**INSTRUCTION**
From the listing below, pick out each line with the word "JSON".

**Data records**
* begin *

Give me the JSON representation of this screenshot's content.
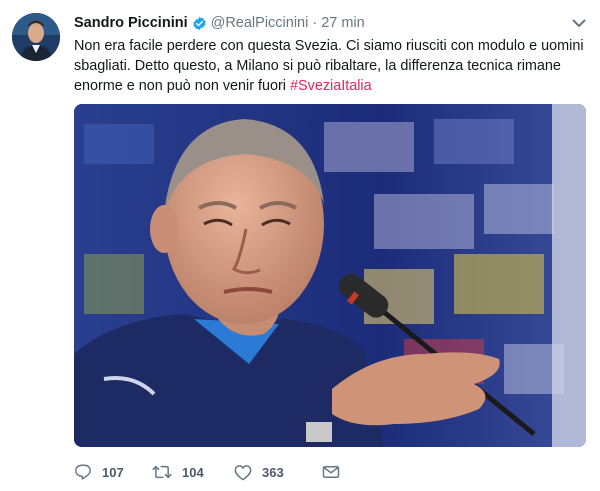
{
  "tweet": {
    "author_name": "Sandro Piccinini",
    "handle": "@RealPiccinini",
    "separator": "·",
    "time": "27 min",
    "text_before": "Non era facile perdere con questa Svezia. Ci siamo riusciti con modulo e uomini sbagliati. Detto questo, a Milano si può ribaltare, la differenza tecnica rimane enorme e non può non venir fuori ",
    "hashtag": "#SveziaItalia",
    "replies": "107",
    "retweets": "104",
    "likes": "363"
  },
  "icons": {
    "verified": "verified-badge-icon",
    "caret": "chevron-down-icon",
    "reply": "reply-icon",
    "retweet": "retweet-icon",
    "like": "heart-icon",
    "dm": "envelope-icon"
  },
  "colors": {
    "verified": "#1da1f2",
    "hashtag": "#e0245e",
    "secondary_text": "#657786"
  }
}
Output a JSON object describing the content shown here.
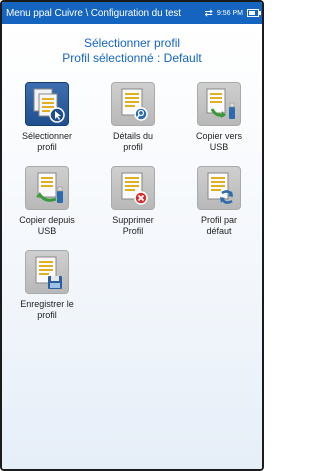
{
  "status_bar": {
    "title": "Menu ppal Cuivre \\ Configuration du test",
    "time": "9:56 PM",
    "sync_icon": "sync-icon",
    "battery_icon": "battery-icon",
    "battery_level": 0.8
  },
  "heading": {
    "line1": "Sélectionner profil",
    "line2": "Profil sélectionné : Default"
  },
  "tiles": [
    {
      "line1": "Sélectionner",
      "line2": "profil",
      "icon": "select-profile-icon",
      "selected": true
    },
    {
      "line1": "Détails du",
      "line2": "profil",
      "icon": "profile-details-icon",
      "selected": false
    },
    {
      "line1": "Copier vers",
      "line2": "USB",
      "icon": "copy-to-usb-icon",
      "selected": false
    },
    {
      "line1": "Copier depuis",
      "line2": "USB",
      "icon": "copy-from-usb-icon",
      "selected": false
    },
    {
      "line1": "Supprimer",
      "line2": "Profil",
      "icon": "delete-profile-icon",
      "selected": false
    },
    {
      "line1": "Profil par",
      "line2": "défaut",
      "icon": "default-profile-icon",
      "selected": false
    },
    {
      "line1": "Enregistrer le",
      "line2": "profil",
      "icon": "save-profile-icon",
      "selected": false
    }
  ],
  "colors": {
    "accent": "#1565c0",
    "tile_bg": "#bcbcbc",
    "selected_tile_bg": "#2a5a9a"
  }
}
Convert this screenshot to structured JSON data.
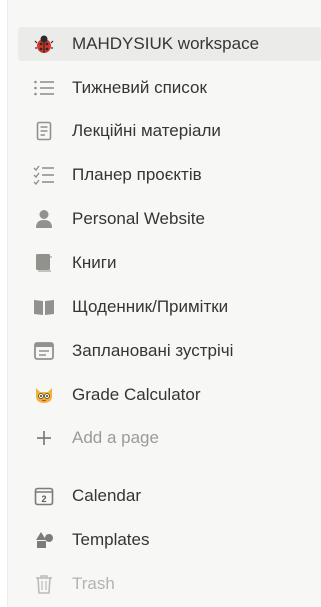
{
  "workspace": {
    "name": "MAHDYSIUK workspace",
    "icon": "ladybug-icon"
  },
  "pages": [
    {
      "label": "Тижневий список",
      "icon": "list-icon"
    },
    {
      "label": "Лекційні матеріали",
      "icon": "document-icon"
    },
    {
      "label": "Планер проєктів",
      "icon": "checklist-icon"
    },
    {
      "label": "Personal Website",
      "icon": "person-icon"
    },
    {
      "label": "Книги",
      "icon": "book-icon"
    },
    {
      "label": "Щоденник/Примітки",
      "icon": "open-book-icon"
    },
    {
      "label": "Заплановані зустрічі",
      "icon": "window-icon"
    },
    {
      "label": "Grade Calculator",
      "icon": "cat-face-icon"
    }
  ],
  "add_page": {
    "label": "Add a page",
    "icon": "plus-icon"
  },
  "footer": [
    {
      "label": "Calendar",
      "icon": "calendar-icon",
      "day": "2"
    },
    {
      "label": "Templates",
      "icon": "shapes-icon"
    },
    {
      "label": "Trash",
      "icon": "trash-icon"
    }
  ],
  "colors": {
    "background": "#f7f7f5",
    "selected": "#ebebea",
    "text": "#37352f",
    "muted": "#9b9a97",
    "icon_gray": "#91918e"
  }
}
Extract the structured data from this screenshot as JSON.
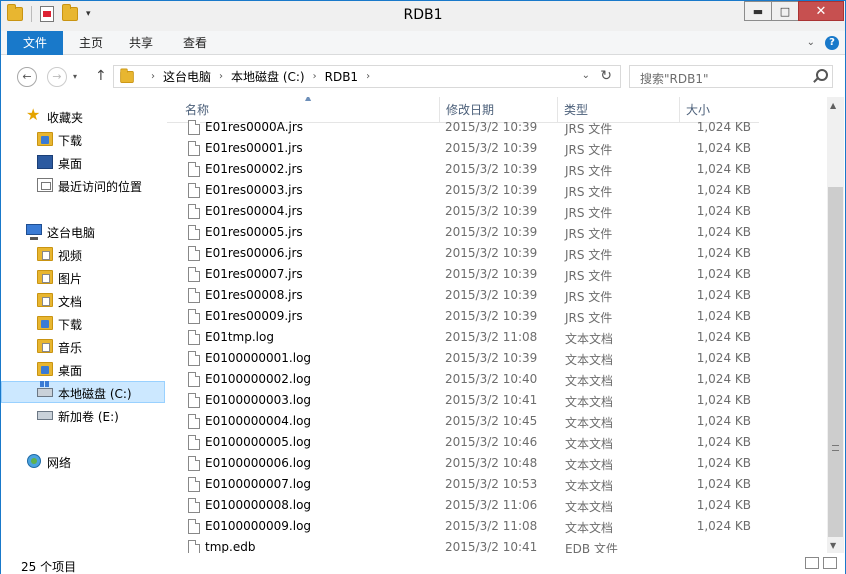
{
  "window": {
    "title": "RDB1"
  },
  "window_buttons": {
    "minimize": "▬",
    "maximize": "□",
    "close": "✕"
  },
  "ribbon": {
    "file": "文件",
    "tabs": [
      "主页",
      "共享",
      "查看"
    ],
    "help": "?"
  },
  "address": {
    "crumbs": [
      "这台电脑",
      "本地磁盘 (C:)",
      "RDB1"
    ],
    "separator": "›"
  },
  "search": {
    "placeholder": "搜索\"RDB1\""
  },
  "sidebar": {
    "favorites": {
      "label": "收藏夹",
      "items": [
        "下载",
        "桌面",
        "最近访问的位置"
      ]
    },
    "thispc": {
      "label": "这台电脑",
      "items": [
        "视频",
        "图片",
        "文档",
        "下载",
        "音乐",
        "桌面",
        "本地磁盘 (C:)",
        "新加卷 (E:)"
      ]
    },
    "network": {
      "label": "网络"
    },
    "selected": "本地磁盘 (C:)"
  },
  "columns": {
    "name": "名称",
    "date": "修改日期",
    "type": "类型",
    "size": "大小"
  },
  "files": [
    {
      "name": "E01res0000A.jrs",
      "date": "2015/3/2 10:39",
      "type": "JRS 文件",
      "size": "1,024 KB"
    },
    {
      "name": "E01res00001.jrs",
      "date": "2015/3/2 10:39",
      "type": "JRS 文件",
      "size": "1,024 KB"
    },
    {
      "name": "E01res00002.jrs",
      "date": "2015/3/2 10:39",
      "type": "JRS 文件",
      "size": "1,024 KB"
    },
    {
      "name": "E01res00003.jrs",
      "date": "2015/3/2 10:39",
      "type": "JRS 文件",
      "size": "1,024 KB"
    },
    {
      "name": "E01res00004.jrs",
      "date": "2015/3/2 10:39",
      "type": "JRS 文件",
      "size": "1,024 KB"
    },
    {
      "name": "E01res00005.jrs",
      "date": "2015/3/2 10:39",
      "type": "JRS 文件",
      "size": "1,024 KB"
    },
    {
      "name": "E01res00006.jrs",
      "date": "2015/3/2 10:39",
      "type": "JRS 文件",
      "size": "1,024 KB"
    },
    {
      "name": "E01res00007.jrs",
      "date": "2015/3/2 10:39",
      "type": "JRS 文件",
      "size": "1,024 KB"
    },
    {
      "name": "E01res00008.jrs",
      "date": "2015/3/2 10:39",
      "type": "JRS 文件",
      "size": "1,024 KB"
    },
    {
      "name": "E01res00009.jrs",
      "date": "2015/3/2 10:39",
      "type": "JRS 文件",
      "size": "1,024 KB"
    },
    {
      "name": "E01tmp.log",
      "date": "2015/3/2 11:08",
      "type": "文本文档",
      "size": "1,024 KB"
    },
    {
      "name": "E0100000001.log",
      "date": "2015/3/2 10:39",
      "type": "文本文档",
      "size": "1,024 KB"
    },
    {
      "name": "E0100000002.log",
      "date": "2015/3/2 10:40",
      "type": "文本文档",
      "size": "1,024 KB"
    },
    {
      "name": "E0100000003.log",
      "date": "2015/3/2 10:41",
      "type": "文本文档",
      "size": "1,024 KB"
    },
    {
      "name": "E0100000004.log",
      "date": "2015/3/2 10:45",
      "type": "文本文档",
      "size": "1,024 KB"
    },
    {
      "name": "E0100000005.log",
      "date": "2015/3/2 10:46",
      "type": "文本文档",
      "size": "1,024 KB"
    },
    {
      "name": "E0100000006.log",
      "date": "2015/3/2 10:48",
      "type": "文本文档",
      "size": "1,024 KB"
    },
    {
      "name": "E0100000007.log",
      "date": "2015/3/2 10:53",
      "type": "文本文档",
      "size": "1,024 KB"
    },
    {
      "name": "E0100000008.log",
      "date": "2015/3/2 11:06",
      "type": "文本文档",
      "size": "1,024 KB"
    },
    {
      "name": "E0100000009.log",
      "date": "2015/3/2 11:08",
      "type": "文本文档",
      "size": "1,024 KB"
    },
    {
      "name": "tmp.edb",
      "date": "2015/3/2 10:41",
      "type": "EDB 文件",
      "size": ""
    }
  ],
  "status": {
    "count": "25 个项目"
  },
  "colors": {
    "accent": "#1979ca",
    "selection": "#cce8ff",
    "header_text": "#4c607a",
    "meta_text": "#6d6d6d"
  },
  "icons": {
    "quick_access": [
      "folder-icon",
      "properties-icon",
      "new-folder-icon"
    ],
    "nav": [
      "back-arrow-icon",
      "forward-arrow-icon",
      "up-arrow-icon",
      "refresh-icon"
    ],
    "file": "document-icon"
  }
}
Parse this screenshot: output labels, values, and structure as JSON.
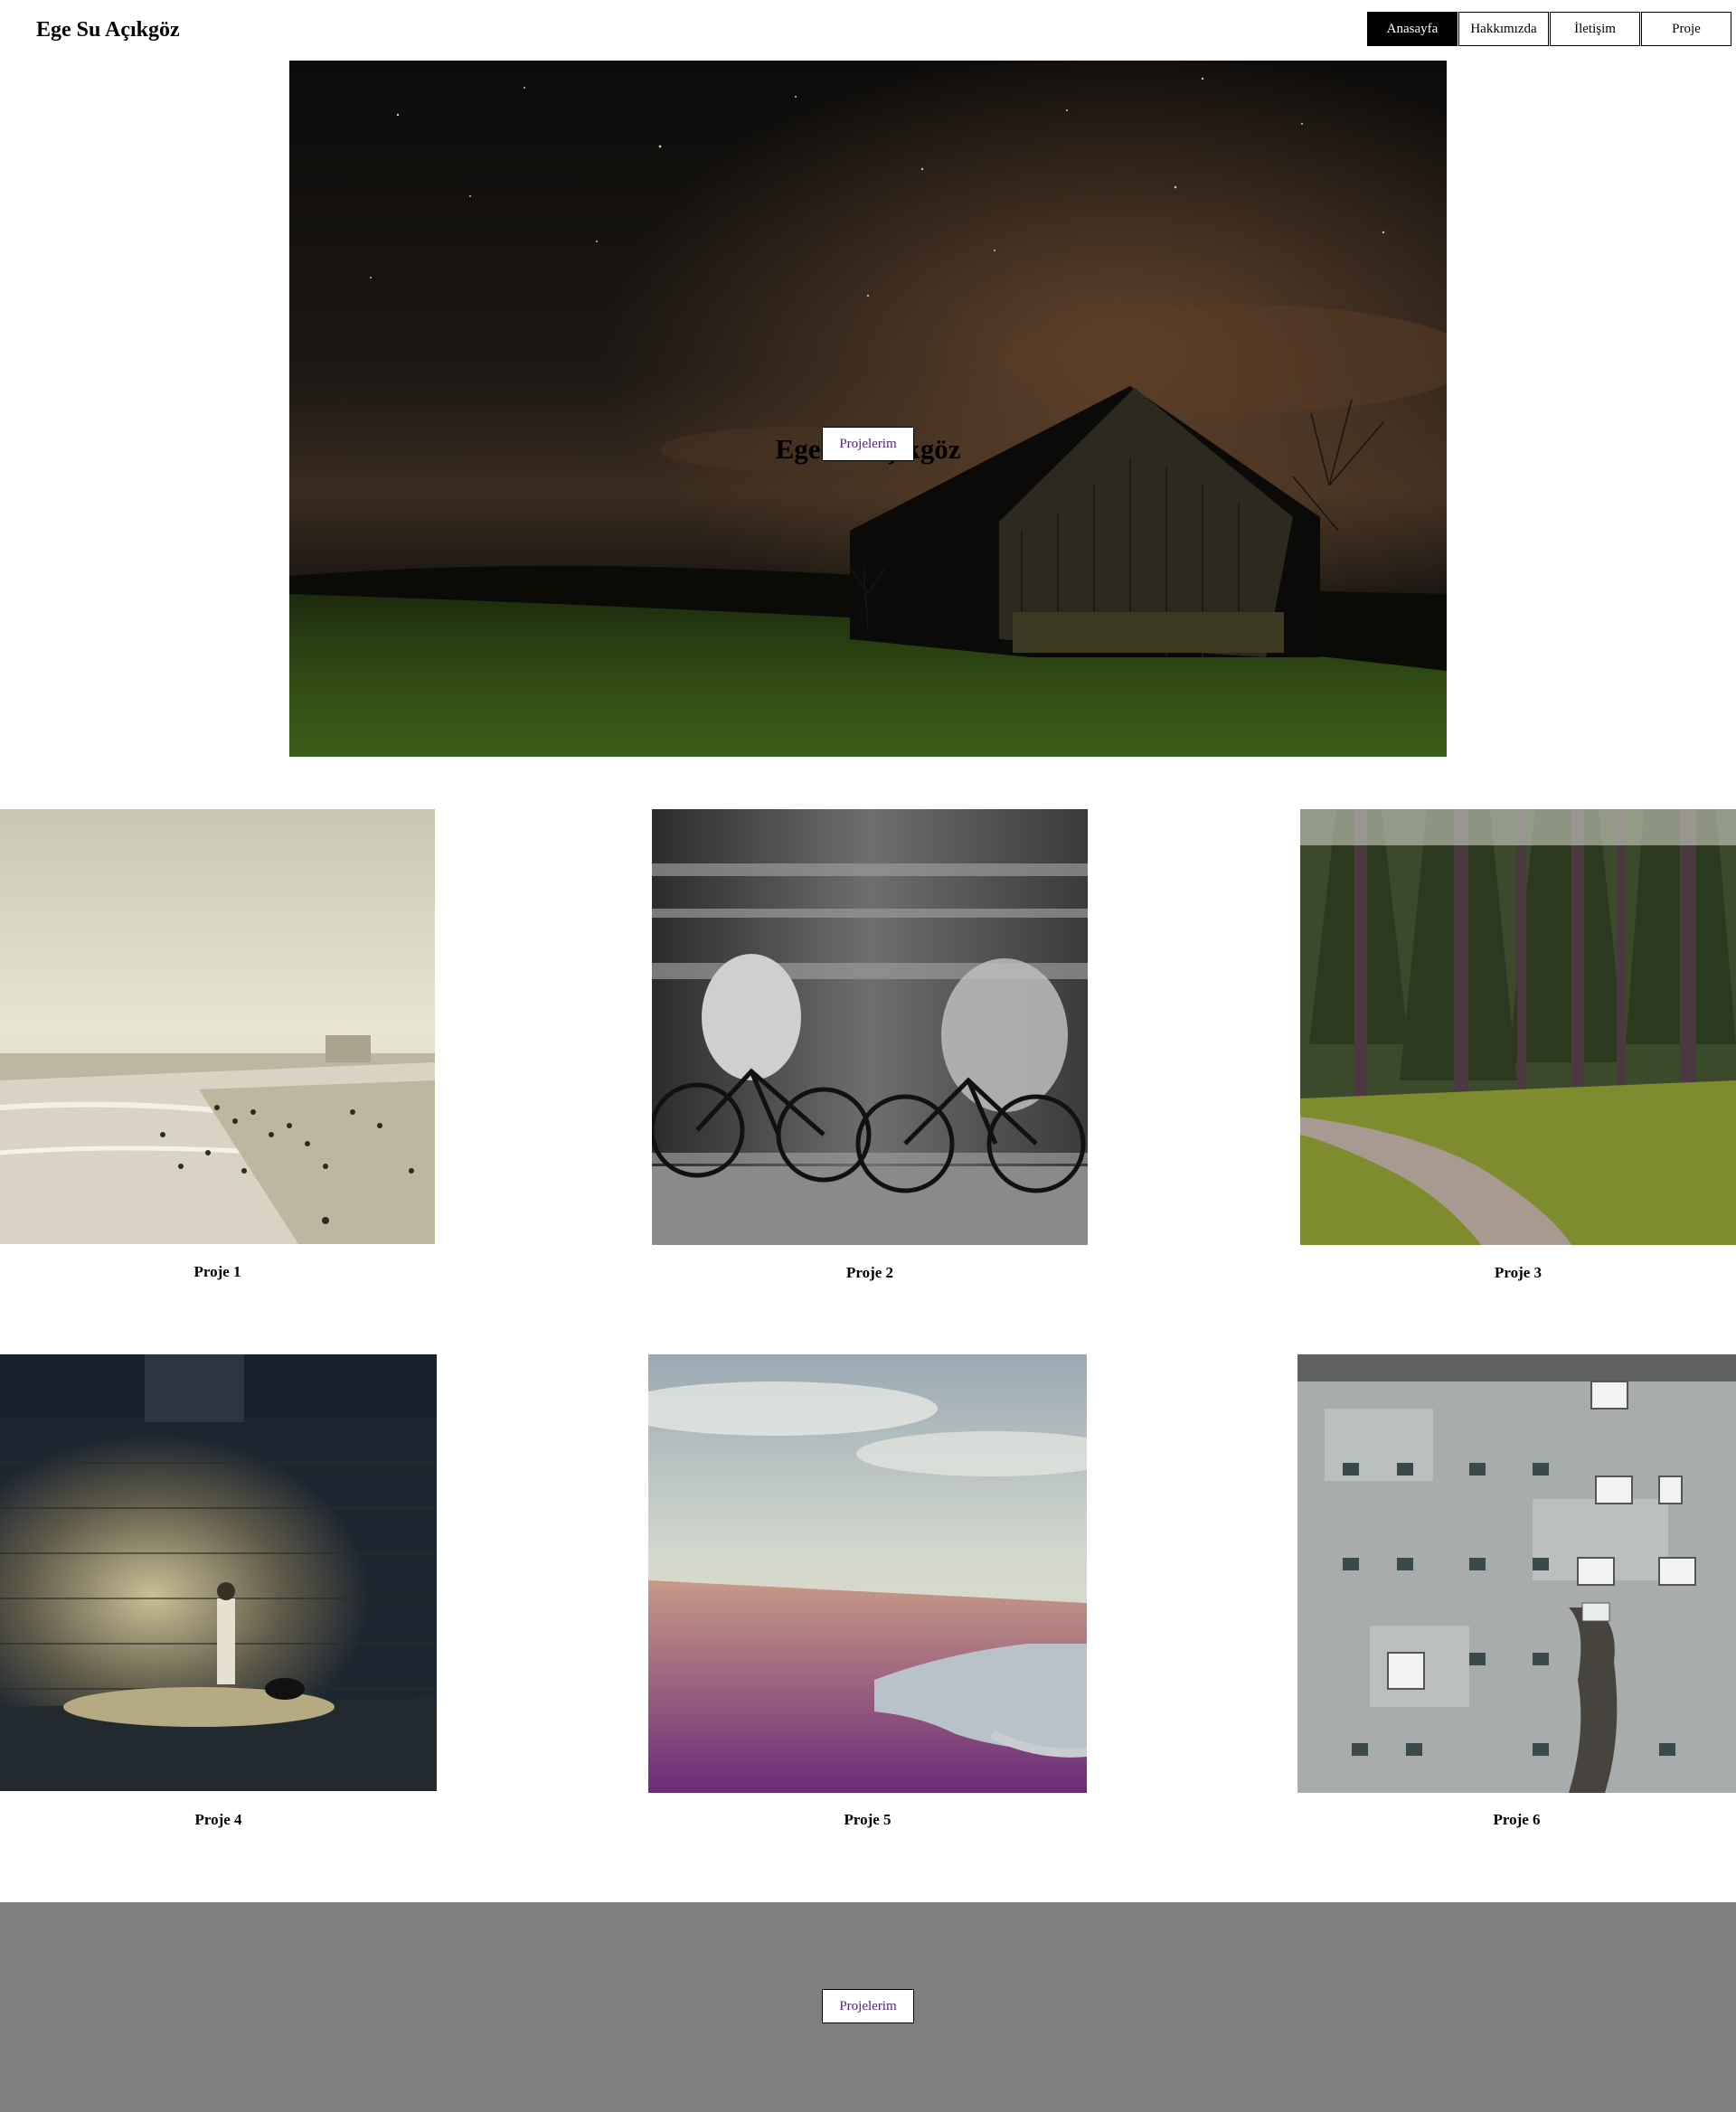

* end *

**WRITTEN ANSWER**
Give me the JSON representation of this screenshot's content.
Output a JSON object describing the content shown here.
Convert this screenshot to structured JSON data.
Extract the structured data from this screenshot as JSON.
Parse this screenshot: output labels, values, and structure as JSON.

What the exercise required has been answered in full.